#### [Job]
Copy verbatim the stretch of rows from the line containing "370, 162, 396]" through the line containing "434, 160, 454]".

======== Records to process ========

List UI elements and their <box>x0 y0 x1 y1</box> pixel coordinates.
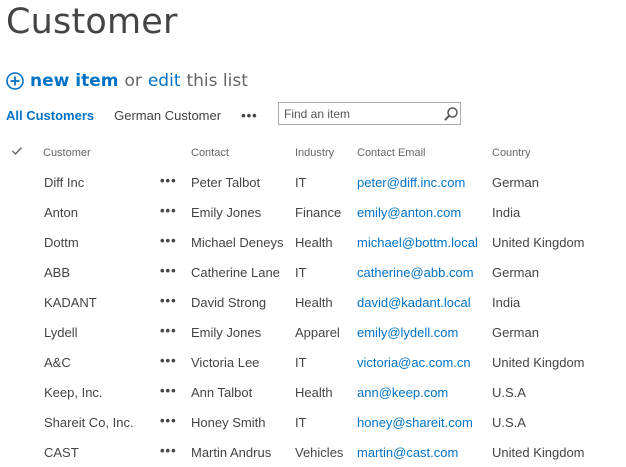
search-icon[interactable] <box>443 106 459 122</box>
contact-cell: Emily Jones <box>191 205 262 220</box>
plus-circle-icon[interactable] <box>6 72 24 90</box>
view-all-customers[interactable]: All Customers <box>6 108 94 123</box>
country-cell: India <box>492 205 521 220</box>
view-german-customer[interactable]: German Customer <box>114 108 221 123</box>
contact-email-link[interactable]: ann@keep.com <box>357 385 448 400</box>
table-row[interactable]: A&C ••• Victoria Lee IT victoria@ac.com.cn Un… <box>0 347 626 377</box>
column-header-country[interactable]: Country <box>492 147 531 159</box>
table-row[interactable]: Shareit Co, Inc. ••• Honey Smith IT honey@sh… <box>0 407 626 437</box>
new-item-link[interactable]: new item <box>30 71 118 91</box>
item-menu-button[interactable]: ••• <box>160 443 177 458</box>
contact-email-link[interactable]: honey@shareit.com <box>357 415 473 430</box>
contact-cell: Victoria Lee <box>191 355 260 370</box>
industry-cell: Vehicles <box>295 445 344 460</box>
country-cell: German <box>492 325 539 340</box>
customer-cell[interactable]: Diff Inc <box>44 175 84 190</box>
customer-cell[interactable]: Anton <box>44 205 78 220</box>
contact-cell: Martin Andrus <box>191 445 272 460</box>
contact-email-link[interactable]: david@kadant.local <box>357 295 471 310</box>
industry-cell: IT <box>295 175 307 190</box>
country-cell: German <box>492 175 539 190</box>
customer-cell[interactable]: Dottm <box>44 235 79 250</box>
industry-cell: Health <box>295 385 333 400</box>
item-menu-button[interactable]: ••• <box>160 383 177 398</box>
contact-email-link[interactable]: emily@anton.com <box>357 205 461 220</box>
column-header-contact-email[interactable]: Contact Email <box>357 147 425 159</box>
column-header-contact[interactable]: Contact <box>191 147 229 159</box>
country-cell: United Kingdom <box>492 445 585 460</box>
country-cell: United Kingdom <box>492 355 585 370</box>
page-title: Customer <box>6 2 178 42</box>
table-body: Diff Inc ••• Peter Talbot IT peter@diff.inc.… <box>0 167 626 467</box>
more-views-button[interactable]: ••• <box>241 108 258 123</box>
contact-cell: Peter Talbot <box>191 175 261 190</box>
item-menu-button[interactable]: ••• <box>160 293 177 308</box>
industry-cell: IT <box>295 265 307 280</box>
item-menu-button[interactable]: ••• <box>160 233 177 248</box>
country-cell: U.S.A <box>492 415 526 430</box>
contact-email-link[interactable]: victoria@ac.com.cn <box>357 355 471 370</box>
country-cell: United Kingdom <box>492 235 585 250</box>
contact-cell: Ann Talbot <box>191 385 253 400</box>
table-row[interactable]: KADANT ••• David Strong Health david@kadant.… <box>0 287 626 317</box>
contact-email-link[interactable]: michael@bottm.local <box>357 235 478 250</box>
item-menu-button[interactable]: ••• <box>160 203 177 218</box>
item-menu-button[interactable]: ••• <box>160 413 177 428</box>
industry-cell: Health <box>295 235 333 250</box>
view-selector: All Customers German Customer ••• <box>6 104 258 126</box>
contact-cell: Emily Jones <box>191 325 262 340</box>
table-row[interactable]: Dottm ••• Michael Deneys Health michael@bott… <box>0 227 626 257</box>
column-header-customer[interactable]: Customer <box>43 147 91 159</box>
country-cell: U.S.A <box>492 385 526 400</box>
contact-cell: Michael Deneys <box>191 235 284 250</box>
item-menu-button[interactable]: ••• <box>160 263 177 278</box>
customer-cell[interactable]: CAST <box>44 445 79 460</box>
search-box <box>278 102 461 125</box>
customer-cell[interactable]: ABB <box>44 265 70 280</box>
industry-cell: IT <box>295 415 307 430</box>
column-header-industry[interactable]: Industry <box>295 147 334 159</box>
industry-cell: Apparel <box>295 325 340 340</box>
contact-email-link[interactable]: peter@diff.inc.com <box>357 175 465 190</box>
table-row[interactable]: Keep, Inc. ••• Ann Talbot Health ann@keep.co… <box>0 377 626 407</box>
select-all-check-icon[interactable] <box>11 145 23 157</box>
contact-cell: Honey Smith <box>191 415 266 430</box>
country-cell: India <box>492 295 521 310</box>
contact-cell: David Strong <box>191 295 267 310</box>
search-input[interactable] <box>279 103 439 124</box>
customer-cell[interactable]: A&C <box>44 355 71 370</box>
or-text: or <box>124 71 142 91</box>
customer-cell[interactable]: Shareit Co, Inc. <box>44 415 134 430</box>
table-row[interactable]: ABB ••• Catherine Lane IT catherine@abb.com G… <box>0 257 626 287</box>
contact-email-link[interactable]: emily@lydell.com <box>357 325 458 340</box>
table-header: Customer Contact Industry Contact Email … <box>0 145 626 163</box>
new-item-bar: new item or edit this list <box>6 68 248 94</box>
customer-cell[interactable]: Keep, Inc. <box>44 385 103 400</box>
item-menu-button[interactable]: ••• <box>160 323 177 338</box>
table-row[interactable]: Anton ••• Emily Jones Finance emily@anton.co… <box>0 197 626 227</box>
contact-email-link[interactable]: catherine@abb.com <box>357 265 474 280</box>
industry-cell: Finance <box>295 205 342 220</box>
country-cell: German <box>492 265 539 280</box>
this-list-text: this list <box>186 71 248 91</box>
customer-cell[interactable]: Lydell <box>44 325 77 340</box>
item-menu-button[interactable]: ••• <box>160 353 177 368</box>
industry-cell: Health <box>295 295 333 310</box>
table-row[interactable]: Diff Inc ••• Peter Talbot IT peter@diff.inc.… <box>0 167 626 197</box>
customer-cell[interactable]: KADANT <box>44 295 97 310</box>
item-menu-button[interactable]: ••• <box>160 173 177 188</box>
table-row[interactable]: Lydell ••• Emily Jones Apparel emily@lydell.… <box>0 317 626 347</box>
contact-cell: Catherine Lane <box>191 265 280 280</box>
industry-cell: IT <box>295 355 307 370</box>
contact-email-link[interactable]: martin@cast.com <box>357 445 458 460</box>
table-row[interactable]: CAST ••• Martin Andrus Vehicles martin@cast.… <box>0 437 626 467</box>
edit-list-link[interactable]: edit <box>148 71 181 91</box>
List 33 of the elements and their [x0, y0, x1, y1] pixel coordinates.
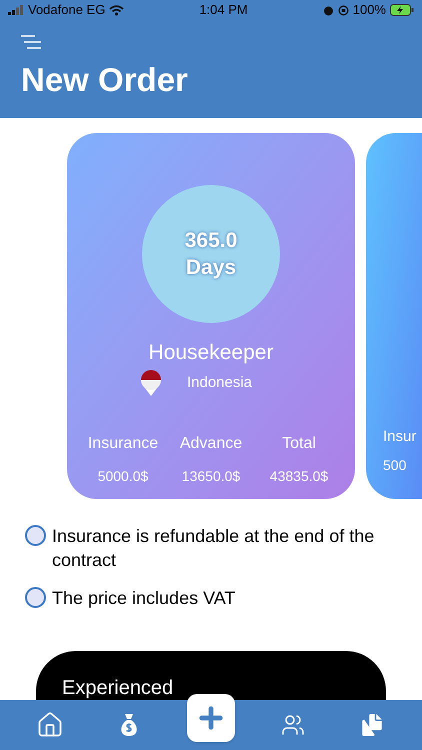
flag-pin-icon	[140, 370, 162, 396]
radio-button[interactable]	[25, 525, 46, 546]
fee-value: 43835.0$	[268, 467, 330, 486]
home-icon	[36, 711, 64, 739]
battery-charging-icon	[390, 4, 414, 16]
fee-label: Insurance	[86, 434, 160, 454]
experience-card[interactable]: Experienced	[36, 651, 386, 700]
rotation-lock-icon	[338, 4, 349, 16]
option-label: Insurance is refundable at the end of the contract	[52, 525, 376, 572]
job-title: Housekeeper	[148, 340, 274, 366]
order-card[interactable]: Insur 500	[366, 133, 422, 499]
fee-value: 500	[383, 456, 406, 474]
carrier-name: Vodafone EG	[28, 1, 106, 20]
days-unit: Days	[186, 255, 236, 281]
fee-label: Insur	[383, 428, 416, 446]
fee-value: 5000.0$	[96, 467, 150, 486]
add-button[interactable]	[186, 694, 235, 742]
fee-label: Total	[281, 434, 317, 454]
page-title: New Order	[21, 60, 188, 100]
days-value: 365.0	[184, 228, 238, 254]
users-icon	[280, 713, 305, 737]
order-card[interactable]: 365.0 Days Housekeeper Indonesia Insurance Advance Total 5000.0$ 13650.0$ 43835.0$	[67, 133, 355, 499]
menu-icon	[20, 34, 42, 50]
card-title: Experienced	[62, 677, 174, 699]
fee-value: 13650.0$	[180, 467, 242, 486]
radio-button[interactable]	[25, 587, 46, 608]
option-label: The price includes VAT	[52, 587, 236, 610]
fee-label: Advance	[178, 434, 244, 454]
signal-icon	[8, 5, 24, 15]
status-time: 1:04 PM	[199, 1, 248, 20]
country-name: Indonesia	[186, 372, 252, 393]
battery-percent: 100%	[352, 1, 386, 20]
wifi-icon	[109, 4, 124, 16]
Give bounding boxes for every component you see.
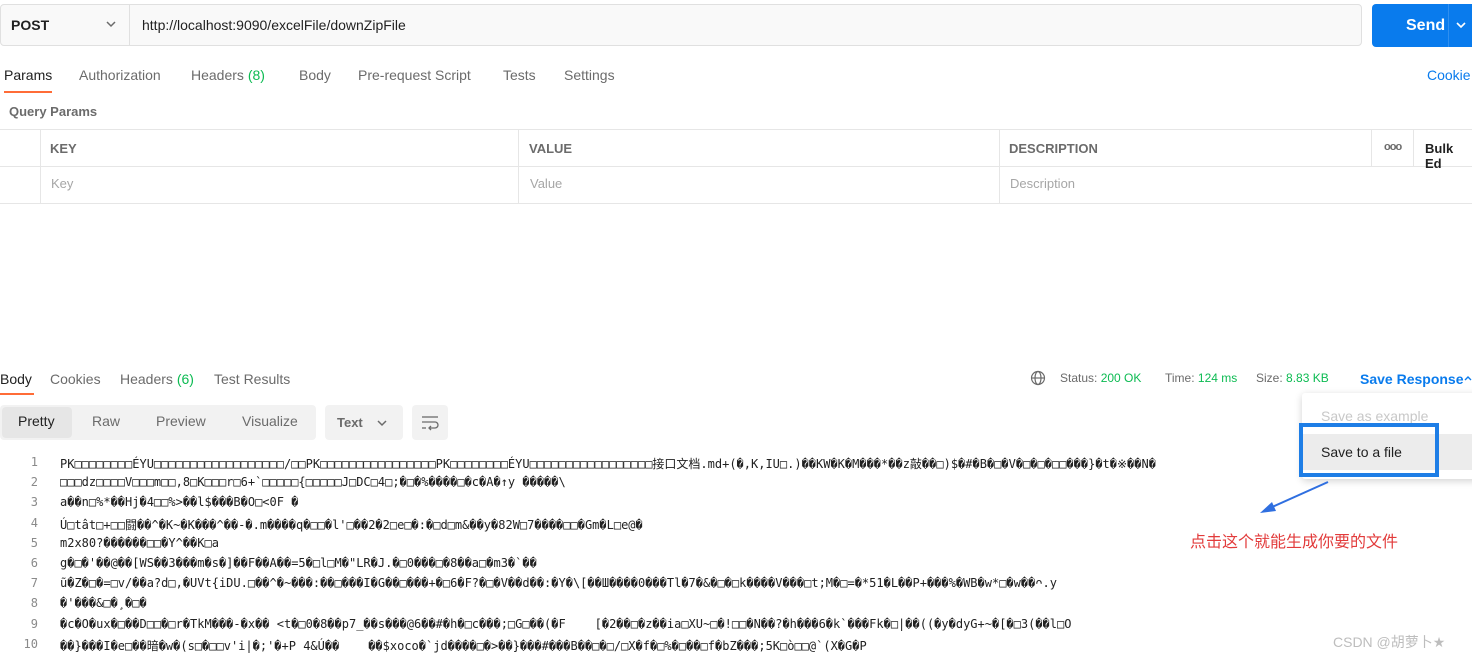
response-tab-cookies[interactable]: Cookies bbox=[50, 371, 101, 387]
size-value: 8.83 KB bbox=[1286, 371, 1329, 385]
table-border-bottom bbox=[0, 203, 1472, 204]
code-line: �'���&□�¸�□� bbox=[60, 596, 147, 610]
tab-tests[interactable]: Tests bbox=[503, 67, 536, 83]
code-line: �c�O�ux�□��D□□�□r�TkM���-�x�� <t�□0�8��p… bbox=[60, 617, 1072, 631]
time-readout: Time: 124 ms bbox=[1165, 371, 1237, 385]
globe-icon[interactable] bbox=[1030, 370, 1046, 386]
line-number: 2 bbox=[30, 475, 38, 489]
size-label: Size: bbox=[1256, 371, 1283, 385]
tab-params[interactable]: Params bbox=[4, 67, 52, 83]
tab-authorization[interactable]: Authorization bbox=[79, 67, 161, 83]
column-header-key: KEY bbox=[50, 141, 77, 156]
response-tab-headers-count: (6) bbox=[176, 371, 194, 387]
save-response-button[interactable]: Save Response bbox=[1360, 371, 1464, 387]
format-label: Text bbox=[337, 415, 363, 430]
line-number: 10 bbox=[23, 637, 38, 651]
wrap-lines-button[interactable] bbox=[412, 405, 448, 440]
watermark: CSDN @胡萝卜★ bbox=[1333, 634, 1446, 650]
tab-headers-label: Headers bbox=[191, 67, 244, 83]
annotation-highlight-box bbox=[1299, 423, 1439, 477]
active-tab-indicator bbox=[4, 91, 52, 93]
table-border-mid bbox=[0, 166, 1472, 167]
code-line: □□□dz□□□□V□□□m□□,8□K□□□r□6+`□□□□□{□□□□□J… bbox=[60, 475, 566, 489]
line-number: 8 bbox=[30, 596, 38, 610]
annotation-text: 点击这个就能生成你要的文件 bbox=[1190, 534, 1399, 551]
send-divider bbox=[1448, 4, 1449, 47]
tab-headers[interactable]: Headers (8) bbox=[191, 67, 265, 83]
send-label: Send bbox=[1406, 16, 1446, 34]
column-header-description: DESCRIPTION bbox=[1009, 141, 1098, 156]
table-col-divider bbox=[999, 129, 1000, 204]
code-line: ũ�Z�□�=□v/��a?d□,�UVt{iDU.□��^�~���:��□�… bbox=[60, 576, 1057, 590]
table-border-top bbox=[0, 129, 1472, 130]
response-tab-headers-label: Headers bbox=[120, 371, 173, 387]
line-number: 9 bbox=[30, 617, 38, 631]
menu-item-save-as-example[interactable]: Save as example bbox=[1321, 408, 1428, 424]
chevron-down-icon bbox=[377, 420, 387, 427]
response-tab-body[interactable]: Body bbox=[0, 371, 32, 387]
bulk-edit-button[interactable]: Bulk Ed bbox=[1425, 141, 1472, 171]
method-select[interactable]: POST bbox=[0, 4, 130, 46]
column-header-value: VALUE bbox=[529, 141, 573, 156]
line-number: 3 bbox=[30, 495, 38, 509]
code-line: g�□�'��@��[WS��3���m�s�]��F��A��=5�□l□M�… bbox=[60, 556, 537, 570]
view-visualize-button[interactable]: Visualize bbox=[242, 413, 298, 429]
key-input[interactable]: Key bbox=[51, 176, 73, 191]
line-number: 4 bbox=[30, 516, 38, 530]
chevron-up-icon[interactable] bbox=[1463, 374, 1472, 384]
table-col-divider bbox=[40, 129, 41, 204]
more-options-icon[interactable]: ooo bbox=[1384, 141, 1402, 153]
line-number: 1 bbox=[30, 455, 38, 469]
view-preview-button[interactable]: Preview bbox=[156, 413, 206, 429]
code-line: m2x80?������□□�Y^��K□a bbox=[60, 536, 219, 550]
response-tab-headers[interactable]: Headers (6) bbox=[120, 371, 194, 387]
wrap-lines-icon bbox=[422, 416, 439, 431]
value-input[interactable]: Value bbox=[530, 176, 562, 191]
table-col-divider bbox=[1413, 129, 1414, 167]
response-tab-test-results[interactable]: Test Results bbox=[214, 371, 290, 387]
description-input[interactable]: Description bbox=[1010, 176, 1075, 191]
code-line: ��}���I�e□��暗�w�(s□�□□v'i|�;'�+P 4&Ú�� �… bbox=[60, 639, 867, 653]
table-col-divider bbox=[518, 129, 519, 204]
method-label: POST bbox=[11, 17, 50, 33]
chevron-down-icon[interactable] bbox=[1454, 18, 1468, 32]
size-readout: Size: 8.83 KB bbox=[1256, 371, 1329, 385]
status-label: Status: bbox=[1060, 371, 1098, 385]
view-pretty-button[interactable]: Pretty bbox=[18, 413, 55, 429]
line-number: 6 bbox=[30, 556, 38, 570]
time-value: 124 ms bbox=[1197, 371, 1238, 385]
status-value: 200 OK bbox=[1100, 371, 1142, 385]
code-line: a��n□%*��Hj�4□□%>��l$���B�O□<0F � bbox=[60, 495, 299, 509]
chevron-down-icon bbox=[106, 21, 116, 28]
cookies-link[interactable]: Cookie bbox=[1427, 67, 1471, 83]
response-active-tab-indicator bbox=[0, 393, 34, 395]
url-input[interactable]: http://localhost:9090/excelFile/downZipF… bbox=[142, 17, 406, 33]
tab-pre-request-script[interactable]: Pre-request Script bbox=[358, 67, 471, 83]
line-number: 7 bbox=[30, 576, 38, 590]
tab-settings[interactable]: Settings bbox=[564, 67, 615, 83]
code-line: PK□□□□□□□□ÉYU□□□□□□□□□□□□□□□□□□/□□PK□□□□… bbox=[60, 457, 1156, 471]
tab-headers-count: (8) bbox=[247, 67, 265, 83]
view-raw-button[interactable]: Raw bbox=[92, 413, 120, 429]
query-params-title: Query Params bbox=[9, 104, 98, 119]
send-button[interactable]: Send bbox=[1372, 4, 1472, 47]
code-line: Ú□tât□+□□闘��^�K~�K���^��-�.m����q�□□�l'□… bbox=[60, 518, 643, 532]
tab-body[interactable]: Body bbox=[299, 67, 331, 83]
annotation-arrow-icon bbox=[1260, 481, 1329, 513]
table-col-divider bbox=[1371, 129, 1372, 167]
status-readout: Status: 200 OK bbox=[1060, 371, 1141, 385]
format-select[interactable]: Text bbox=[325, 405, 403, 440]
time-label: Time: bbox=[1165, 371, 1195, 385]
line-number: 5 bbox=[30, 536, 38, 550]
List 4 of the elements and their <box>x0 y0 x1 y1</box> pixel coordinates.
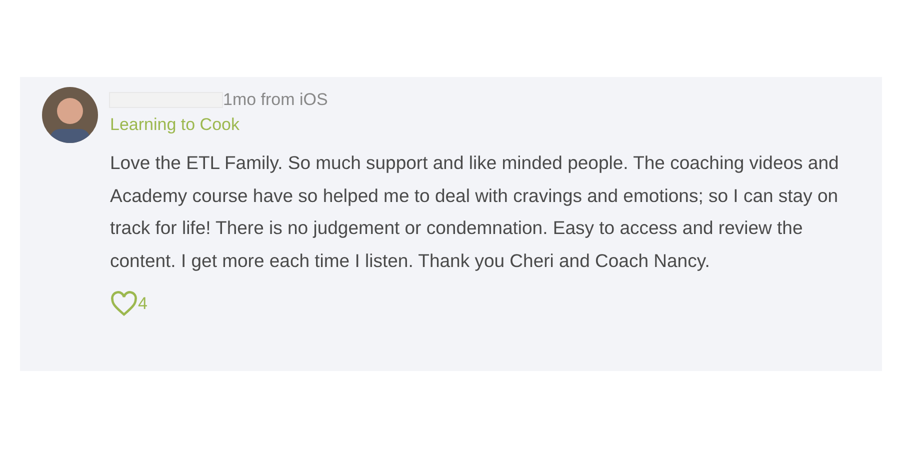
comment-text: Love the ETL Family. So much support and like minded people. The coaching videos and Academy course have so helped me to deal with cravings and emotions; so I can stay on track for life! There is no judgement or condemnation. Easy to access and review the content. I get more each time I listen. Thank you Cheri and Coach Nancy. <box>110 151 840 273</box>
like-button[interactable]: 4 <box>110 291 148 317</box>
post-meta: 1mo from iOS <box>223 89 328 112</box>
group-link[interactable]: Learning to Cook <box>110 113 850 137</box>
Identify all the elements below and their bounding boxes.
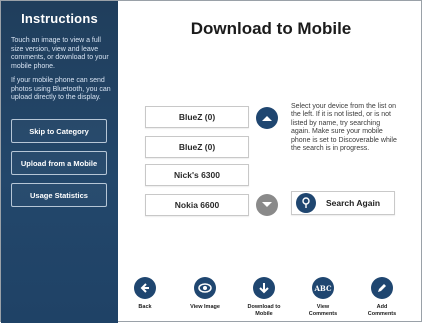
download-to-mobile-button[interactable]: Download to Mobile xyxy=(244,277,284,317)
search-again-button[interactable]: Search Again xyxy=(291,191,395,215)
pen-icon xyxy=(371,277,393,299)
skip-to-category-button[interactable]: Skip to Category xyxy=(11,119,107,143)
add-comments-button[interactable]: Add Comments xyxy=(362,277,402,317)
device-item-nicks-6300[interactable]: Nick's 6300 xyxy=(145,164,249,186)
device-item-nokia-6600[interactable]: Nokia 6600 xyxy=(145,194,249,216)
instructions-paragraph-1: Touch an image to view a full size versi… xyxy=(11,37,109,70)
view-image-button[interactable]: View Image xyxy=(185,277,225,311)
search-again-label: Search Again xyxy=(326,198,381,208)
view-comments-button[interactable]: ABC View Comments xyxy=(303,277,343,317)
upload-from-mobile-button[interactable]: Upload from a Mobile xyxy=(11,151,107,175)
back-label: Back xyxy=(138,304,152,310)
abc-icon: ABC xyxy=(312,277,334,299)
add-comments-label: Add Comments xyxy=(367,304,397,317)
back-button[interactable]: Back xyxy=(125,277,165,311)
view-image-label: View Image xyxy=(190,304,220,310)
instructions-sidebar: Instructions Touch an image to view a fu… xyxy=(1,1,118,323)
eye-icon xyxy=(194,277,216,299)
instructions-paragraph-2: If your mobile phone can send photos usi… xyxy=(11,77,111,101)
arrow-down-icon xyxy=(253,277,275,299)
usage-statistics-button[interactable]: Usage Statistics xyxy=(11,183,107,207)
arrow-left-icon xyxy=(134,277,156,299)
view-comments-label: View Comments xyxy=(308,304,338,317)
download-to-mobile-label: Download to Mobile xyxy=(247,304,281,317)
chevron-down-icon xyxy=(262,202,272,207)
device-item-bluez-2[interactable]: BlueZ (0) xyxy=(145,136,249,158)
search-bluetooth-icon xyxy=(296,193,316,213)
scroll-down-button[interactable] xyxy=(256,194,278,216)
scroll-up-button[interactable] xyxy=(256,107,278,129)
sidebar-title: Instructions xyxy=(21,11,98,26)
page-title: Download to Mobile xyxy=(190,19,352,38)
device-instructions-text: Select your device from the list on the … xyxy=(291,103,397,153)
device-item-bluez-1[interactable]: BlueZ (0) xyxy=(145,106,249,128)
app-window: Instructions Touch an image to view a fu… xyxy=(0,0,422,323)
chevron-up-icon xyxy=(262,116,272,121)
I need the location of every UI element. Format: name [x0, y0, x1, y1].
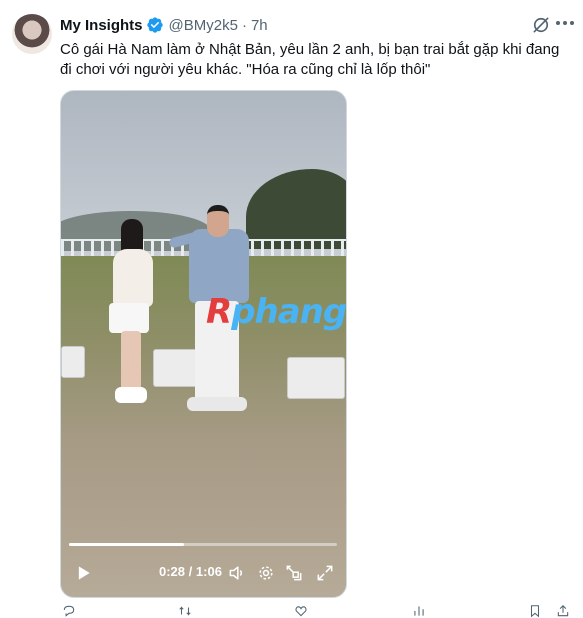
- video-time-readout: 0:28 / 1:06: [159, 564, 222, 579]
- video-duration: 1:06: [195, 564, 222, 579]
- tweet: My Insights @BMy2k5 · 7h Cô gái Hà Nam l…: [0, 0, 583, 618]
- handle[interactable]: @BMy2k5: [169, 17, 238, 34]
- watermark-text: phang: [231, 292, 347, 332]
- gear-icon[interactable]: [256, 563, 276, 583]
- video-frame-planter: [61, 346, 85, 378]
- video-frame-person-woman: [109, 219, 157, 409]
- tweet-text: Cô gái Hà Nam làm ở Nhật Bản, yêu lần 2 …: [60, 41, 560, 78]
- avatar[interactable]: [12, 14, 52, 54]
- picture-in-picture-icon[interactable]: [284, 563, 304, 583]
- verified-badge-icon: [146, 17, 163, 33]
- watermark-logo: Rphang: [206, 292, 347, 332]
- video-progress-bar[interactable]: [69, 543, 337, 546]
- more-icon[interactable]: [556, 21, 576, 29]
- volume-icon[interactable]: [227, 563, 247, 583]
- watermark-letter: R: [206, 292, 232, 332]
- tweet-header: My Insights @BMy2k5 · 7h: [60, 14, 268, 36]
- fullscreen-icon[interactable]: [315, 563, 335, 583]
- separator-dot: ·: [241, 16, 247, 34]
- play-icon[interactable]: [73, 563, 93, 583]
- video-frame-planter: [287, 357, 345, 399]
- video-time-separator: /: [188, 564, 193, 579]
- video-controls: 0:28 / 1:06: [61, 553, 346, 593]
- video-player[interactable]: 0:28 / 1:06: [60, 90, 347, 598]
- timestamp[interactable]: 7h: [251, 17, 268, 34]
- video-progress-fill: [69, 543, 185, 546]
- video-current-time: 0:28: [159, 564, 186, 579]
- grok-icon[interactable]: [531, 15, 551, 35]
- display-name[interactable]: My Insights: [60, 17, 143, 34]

========

#### [Solution to this task]
flag-pin-icon	[140, 370, 162, 396]
radio-button[interactable]	[25, 525, 46, 546]
fee-value: 43835.0$	[268, 467, 330, 486]
home-icon	[36, 711, 64, 739]
battery-charging-icon	[390, 4, 414, 16]
fee-label: Insurance	[86, 434, 160, 454]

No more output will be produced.